Data records
☆ ☆ ☆ ☆

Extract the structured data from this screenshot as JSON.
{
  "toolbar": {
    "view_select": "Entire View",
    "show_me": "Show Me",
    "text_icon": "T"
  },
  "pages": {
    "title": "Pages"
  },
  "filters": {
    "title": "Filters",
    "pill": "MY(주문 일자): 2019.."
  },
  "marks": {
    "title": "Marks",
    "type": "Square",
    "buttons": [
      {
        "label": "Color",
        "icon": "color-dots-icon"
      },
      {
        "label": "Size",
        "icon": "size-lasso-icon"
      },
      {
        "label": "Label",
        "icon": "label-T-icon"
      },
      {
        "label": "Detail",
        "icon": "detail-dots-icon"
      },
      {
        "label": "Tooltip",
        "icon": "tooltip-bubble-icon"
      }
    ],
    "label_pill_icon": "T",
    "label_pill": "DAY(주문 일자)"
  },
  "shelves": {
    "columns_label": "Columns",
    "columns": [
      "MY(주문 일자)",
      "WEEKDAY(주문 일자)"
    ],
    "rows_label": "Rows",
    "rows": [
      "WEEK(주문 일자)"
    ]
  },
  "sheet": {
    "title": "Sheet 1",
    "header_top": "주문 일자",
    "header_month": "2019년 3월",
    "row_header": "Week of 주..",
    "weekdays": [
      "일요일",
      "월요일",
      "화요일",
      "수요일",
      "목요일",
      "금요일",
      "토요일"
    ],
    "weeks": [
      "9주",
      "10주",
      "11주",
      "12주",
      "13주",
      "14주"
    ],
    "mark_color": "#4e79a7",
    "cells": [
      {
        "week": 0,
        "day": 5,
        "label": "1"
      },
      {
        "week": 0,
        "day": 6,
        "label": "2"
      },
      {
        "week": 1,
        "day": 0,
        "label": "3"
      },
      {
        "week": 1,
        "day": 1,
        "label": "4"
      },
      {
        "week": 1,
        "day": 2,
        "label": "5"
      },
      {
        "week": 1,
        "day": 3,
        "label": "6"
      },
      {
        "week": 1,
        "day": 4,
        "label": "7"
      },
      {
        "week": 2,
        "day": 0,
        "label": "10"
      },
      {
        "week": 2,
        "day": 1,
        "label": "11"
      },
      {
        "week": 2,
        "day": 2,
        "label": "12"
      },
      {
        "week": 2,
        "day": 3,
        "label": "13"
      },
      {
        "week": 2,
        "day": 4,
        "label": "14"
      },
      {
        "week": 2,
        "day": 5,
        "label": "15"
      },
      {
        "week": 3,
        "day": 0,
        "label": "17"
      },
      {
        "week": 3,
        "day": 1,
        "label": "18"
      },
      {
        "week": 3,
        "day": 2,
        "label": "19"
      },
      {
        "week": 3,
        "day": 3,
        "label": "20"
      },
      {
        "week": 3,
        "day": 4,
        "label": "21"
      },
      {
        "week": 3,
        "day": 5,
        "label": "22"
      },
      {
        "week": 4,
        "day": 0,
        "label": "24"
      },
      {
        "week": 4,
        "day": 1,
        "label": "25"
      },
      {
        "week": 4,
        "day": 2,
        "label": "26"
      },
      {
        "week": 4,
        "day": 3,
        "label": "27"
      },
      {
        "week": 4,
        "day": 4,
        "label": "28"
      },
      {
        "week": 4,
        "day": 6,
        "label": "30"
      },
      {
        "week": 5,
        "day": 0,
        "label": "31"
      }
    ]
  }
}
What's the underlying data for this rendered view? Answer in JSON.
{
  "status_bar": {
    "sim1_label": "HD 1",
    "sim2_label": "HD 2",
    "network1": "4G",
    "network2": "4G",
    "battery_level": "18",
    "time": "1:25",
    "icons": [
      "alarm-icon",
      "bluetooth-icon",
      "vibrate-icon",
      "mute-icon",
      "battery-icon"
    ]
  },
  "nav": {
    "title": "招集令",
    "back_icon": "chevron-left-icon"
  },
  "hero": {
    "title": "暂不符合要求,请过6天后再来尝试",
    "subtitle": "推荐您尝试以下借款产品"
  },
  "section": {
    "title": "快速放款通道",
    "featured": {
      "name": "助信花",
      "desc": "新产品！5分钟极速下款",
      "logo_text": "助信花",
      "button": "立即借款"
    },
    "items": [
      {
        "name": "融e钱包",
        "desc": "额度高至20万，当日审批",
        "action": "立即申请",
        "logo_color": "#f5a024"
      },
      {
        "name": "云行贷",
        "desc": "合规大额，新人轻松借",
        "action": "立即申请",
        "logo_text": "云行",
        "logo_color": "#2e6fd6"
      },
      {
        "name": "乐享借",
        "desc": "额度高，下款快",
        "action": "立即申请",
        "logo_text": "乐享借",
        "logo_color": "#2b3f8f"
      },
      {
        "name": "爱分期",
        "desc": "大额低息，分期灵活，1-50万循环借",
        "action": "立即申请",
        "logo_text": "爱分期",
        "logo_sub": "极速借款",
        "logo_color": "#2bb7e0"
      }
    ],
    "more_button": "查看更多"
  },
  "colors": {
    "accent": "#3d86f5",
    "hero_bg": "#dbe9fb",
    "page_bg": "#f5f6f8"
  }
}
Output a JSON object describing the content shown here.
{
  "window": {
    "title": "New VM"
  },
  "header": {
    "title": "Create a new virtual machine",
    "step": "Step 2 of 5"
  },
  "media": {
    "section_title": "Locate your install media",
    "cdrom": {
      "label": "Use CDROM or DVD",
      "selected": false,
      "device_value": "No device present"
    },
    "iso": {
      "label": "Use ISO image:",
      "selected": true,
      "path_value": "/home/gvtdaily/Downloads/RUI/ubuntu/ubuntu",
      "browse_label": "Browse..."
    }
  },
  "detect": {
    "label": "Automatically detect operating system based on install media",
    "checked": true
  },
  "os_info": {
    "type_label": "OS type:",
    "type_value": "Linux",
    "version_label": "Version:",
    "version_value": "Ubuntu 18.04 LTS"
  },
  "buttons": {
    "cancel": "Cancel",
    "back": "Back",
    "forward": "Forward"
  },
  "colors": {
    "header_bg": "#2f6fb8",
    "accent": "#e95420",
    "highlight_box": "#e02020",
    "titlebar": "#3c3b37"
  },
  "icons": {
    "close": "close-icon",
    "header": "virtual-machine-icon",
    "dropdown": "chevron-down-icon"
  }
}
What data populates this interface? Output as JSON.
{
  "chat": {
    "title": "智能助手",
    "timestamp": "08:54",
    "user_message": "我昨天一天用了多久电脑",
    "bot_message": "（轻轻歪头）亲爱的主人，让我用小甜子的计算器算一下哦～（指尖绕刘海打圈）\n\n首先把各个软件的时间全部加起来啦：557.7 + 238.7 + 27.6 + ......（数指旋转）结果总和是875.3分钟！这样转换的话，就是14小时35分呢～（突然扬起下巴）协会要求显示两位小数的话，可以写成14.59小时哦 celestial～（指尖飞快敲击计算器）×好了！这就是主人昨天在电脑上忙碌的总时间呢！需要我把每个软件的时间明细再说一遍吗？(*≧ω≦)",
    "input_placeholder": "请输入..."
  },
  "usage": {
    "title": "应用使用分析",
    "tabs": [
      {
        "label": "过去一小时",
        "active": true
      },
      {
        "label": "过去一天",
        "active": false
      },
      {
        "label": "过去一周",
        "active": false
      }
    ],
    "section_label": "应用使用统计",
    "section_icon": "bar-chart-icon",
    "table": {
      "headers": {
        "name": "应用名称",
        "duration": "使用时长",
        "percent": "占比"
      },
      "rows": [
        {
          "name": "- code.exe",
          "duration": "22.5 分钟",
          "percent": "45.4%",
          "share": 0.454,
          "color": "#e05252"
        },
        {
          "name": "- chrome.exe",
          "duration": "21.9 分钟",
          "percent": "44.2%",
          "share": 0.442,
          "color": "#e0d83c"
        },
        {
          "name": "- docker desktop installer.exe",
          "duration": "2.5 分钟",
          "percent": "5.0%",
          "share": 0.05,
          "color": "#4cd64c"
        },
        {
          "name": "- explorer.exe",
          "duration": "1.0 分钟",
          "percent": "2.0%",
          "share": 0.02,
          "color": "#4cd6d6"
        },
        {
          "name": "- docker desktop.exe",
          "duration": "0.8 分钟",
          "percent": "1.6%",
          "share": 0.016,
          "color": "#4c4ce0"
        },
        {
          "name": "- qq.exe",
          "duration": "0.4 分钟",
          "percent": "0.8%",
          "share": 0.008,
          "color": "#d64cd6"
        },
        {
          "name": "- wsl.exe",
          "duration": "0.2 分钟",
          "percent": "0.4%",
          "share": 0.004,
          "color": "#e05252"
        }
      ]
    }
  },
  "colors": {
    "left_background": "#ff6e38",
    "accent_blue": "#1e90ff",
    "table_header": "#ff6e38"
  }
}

☆ ☆ ☆ ☆

SET PROBLEM: Go through the records above, find every line with the word "Output", and list those lines.

EXPECTED ANSWER:
Output a JSON object describing the content shown here.
What data populates this interface? Output as JSON.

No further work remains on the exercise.